-- START OF Article --

# **The ninth in-class-exercise (20 points in total, 11/11/2020)**

The purpose of the exercise is to practice different machine learning algorithms for text classification as well as the performance evaluation. In addition, you are requried to conduct *10 fold cross validation (https://scikit-learn.org/stable/modules/cross_validation.html)* in the training. 

The dataset can be download from here: https://github.com/unt-iialab/INFO5731_FALL2020/blob/master/In_class_exercise/exercise09_datacollection.zip. The dataset contains two files train data and test data for sentiment analysis in IMDB review, it has two categories: 1 represents positive and 0 represents negative. You need to split the training data into training and validate data (80% for training and 20% for validation, https://towardsdatascience.com/train-test-split-and-cross-validation-in-python-80b61beca4b6) and perform 10 fold cross validation while training the classifier. The final trained model was final evaluated on the test data. 

Algorithms:

(1) MultinominalNB

(2) SVM 

(3) KNN 

(4) Decision tree

(5) Random Forest

(6) XGBoost

Evaluation measurement:

(1) Accuracy

(2) Recall

(3) Precison 

(4) F-1 score

In [28]:
# PREPARING THE TRAIN, VALIDATE AND TEST DATASETS

# Opening the stsa-train text file as a pandas dataframe.

-- END OF Article --
-- START OF Material supplied --

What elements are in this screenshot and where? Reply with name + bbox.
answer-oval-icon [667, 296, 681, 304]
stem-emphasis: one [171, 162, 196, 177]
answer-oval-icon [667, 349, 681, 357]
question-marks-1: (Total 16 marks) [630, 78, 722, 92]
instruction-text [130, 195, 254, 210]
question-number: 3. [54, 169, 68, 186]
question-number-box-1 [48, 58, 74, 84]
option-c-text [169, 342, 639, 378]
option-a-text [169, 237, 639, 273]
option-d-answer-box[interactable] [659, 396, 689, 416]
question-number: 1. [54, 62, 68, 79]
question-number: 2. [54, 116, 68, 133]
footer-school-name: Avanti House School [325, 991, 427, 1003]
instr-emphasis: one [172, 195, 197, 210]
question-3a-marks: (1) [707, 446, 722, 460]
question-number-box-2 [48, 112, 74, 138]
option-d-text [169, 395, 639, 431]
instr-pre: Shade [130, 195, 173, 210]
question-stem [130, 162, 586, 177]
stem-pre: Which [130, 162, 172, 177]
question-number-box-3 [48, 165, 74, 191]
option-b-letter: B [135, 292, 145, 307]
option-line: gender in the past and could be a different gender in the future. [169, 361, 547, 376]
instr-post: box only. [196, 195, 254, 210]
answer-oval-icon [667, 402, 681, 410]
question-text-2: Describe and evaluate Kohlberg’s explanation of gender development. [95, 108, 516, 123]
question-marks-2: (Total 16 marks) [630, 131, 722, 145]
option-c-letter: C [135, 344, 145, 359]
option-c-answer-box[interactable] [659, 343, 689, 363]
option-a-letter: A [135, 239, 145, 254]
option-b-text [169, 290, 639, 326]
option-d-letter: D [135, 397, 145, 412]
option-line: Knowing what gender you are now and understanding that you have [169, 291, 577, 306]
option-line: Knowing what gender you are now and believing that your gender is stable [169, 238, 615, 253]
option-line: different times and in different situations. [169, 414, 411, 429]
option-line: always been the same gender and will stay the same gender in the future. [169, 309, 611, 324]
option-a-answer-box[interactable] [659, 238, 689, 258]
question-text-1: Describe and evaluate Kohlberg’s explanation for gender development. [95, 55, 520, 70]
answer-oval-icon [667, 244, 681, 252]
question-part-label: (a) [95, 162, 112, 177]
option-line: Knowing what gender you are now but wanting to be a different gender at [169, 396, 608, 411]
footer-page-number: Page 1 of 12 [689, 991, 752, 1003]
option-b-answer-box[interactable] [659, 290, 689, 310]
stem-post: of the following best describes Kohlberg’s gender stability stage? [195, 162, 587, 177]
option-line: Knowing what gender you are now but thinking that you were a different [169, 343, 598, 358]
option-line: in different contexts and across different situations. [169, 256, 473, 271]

-- END OF Material supplied --

◆ Work instructions ◆
A – Reproduce the in-class exercise text between "# **The ninth" and "in the training.", inclusive.
B – Answer these questions using the in-class exercise text:
(i) How many folds of cross validation must be used in training?
(ii) What percentage of the training data goes to validation?
(iii) Which algorithm is listed sixth?
C – Write what comes next in the in-class exercise text, picking up after its last line.

◆ Results for each task ◆
A –
# **The ninth in-class-exercise (20 points in total, 11/11/2020)**

The purpose of the exercise is to practice different machine learning algorithms for text classification as well as the performance evaluation. In addition, you are requried to conduct *10 fold cross validation (https://scikit-learn.org/stable/modules/cross_validation.html)* in the training.

B –
(i) 10
(ii) 20%
(iii) XGBoost

C –
import pandas as pd
stsa_train = pd.read_fwf(r"C:/Users/Raheyma Arshad/Desktop/stsa-train.txt", header = None)
del stsa_train[2]
stsa_train = stsa_train.rename(columns={0: "Sentiment", 1: "Text"})

# Splitting the stsa_train dataframe into training and validation datasets.
import sklearn
from sklearn.model_selection import train_test_split
x_train, x_validate, y_train, y_validate = sklearn.model_selection.train_test_split(stsa_train['Text'], stsa_train['Sentiment'], train_size=0.8, test_size=0.2)

# Converting the training data x(text) and y(sentiments) values into numpy arrays.
import numpy
x_train = x_train.to_numpy()
y_train = y_train.to_numpy()

# Opening the stsa-test text file as a pandas dataframe for Evaluation Measurement
test = pd.read_fwf(r"C:/Users/Raheyma Arshad/Desktop/stsa-test.txt", header = None)
del test[2]
del test[3]
test = test.rename(columns={0: "Sentiment", 1: "Text"})

# Setting the number of K-folds to 10.
from sklearn.model_selection import KFold
kf = KFold(n_splits=10)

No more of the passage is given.